*Written task:*
In the entries below, how many lines hold the string "Speaking"? Give only the number.
** start of Information given **
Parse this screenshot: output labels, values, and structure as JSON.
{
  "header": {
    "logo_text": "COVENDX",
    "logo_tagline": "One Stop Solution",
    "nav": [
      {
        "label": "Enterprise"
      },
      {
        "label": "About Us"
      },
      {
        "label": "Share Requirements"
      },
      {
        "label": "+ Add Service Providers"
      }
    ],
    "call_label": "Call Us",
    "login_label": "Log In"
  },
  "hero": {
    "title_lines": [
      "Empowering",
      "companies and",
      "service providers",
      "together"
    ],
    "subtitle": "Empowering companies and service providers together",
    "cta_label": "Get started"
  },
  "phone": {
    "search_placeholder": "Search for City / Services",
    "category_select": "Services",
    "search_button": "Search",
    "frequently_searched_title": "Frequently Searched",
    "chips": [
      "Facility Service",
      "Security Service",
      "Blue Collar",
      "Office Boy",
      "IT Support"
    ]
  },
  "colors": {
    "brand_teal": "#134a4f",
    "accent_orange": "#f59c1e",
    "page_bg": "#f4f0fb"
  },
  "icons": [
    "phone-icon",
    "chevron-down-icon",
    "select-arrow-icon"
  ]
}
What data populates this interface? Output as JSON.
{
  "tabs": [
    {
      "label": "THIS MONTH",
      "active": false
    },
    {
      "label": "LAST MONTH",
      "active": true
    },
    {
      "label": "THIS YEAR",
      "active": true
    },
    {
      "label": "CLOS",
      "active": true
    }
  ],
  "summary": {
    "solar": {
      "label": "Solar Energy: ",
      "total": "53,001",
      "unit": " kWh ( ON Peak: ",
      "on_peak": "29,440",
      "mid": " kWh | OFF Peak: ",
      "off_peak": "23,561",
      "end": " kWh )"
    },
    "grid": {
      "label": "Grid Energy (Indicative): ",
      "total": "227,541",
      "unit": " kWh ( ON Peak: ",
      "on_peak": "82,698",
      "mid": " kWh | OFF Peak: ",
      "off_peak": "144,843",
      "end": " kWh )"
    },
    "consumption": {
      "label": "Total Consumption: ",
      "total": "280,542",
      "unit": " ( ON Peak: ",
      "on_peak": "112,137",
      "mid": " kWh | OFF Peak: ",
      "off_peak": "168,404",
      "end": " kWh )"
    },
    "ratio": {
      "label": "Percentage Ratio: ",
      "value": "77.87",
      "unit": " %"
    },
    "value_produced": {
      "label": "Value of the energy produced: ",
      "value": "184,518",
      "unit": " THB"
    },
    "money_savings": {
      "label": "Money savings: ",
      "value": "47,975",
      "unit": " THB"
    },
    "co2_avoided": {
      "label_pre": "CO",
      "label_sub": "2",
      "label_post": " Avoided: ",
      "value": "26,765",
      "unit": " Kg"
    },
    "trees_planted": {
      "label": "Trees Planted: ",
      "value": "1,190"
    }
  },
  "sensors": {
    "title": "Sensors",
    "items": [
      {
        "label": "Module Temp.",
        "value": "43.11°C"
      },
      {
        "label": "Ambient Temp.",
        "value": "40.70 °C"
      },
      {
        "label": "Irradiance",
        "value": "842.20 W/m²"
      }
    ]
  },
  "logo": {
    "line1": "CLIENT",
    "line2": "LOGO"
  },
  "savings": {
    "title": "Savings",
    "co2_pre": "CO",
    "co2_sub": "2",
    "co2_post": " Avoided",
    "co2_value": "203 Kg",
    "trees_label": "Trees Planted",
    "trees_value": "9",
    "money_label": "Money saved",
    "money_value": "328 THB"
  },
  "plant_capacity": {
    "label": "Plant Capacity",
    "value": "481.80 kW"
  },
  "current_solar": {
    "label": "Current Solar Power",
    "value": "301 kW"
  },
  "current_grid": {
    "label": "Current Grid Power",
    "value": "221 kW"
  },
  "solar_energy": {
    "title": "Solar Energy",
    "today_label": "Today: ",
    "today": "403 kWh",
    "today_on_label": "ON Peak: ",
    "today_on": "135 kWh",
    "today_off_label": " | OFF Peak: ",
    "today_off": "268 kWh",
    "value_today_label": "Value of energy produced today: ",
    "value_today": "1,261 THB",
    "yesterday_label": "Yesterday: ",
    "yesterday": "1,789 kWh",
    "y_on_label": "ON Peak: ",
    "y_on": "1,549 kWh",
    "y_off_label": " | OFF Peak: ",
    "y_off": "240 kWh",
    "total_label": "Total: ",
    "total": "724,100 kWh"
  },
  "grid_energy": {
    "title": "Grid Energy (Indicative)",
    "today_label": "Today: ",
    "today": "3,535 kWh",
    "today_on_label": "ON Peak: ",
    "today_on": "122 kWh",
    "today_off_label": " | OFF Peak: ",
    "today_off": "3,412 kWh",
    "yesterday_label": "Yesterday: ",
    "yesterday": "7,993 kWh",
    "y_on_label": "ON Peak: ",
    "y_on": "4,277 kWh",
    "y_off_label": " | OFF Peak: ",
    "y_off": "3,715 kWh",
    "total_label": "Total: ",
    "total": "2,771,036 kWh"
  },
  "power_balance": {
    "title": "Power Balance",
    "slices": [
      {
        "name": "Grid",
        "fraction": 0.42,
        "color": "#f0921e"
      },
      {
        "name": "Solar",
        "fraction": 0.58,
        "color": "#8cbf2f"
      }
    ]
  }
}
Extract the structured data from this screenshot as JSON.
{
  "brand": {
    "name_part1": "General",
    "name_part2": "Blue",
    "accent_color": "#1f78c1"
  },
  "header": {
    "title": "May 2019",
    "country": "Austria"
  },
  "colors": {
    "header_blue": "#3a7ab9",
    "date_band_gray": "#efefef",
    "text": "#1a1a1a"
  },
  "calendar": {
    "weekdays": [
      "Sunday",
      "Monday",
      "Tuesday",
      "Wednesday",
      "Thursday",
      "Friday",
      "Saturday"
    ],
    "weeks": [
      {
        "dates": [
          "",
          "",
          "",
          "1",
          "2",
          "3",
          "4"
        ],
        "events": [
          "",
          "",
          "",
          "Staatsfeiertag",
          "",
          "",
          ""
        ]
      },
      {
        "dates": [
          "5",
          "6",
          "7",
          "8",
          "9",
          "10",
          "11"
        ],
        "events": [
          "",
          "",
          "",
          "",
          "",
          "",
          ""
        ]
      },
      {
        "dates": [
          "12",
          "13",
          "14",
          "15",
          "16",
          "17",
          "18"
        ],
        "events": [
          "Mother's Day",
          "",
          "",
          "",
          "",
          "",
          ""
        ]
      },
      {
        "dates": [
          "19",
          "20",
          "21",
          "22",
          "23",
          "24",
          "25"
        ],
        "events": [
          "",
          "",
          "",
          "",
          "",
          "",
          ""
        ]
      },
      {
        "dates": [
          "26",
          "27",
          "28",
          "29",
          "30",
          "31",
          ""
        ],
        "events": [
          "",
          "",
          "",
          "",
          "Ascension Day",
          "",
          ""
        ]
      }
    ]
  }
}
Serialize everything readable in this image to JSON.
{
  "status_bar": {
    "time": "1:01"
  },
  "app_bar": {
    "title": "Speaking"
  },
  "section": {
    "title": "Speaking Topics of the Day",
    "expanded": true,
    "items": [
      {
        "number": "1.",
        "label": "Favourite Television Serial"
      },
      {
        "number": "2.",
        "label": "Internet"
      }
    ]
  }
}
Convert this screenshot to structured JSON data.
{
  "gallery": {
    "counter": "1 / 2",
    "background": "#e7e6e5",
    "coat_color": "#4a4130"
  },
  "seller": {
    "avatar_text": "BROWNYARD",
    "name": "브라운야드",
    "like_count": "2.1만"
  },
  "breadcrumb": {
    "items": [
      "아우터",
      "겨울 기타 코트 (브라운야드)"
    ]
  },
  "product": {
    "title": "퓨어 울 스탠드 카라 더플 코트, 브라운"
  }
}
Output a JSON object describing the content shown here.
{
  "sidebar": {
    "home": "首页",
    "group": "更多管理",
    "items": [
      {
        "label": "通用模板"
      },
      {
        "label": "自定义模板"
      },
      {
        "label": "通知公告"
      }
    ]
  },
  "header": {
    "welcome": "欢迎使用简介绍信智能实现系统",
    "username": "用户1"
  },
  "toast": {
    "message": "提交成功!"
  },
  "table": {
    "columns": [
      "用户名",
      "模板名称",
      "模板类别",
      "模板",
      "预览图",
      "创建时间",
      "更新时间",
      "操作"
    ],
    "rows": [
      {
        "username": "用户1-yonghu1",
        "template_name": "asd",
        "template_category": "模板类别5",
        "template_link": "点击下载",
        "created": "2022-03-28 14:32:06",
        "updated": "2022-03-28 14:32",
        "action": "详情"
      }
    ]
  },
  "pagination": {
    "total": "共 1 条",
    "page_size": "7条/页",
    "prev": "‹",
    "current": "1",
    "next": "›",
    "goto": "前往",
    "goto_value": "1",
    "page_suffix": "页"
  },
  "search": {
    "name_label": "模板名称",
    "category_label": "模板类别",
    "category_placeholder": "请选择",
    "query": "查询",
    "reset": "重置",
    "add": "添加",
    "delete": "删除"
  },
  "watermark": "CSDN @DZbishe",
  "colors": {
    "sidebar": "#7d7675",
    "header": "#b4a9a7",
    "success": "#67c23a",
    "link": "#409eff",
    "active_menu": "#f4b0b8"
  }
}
** end of Information given **
*The output:*
2